[Given instruction] From the entries below, copy every line that holds the word "documents".

[Dataset items]
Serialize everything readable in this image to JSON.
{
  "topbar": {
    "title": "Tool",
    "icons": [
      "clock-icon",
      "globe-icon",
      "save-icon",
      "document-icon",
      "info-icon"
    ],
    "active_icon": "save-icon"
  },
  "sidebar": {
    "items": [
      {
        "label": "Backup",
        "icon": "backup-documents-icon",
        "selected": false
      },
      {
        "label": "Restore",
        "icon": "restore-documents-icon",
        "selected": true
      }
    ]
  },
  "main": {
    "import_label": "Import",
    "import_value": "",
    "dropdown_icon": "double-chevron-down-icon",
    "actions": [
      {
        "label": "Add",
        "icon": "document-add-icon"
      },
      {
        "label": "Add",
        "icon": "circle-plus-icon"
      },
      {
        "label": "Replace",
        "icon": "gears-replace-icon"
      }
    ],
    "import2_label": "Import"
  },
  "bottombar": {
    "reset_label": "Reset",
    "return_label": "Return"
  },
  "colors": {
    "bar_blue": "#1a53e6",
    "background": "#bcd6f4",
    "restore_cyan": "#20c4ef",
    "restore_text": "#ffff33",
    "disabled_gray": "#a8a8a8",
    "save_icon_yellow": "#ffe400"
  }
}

[Completed task]
        "icon": "backup-documents-icon",
        "icon": "restore-documents-icon",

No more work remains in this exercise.